---- PROVIDED RECORDS

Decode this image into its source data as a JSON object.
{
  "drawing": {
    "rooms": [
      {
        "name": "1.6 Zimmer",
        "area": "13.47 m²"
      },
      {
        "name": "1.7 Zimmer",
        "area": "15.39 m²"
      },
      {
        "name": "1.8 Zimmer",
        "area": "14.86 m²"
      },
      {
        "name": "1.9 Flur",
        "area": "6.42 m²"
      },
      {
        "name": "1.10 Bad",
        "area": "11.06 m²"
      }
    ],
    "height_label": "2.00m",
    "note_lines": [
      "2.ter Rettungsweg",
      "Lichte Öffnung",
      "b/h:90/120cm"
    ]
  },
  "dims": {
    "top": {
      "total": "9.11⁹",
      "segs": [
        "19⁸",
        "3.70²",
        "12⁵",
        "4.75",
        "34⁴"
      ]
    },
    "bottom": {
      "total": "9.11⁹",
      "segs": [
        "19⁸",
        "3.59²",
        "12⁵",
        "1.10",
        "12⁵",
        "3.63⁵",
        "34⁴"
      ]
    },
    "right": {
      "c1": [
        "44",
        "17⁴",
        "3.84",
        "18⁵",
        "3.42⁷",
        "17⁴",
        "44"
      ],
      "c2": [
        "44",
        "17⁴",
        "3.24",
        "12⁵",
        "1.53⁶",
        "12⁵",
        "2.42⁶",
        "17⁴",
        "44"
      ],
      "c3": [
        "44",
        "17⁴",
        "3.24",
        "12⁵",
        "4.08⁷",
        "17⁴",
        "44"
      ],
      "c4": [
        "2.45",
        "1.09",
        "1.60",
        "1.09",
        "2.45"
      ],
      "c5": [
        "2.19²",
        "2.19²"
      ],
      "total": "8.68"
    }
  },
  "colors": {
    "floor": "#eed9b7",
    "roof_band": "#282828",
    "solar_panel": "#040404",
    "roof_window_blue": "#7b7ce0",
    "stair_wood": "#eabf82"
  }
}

--------

▸ DIRECTIVE: Extract from the data every line where "Zimmer" shows up.

▸ THE COMPLETED TASK:
        "name": "1.6 Zimmer",
        "name": "1.7 Zimmer",
        "name": "1.8 Zimmer",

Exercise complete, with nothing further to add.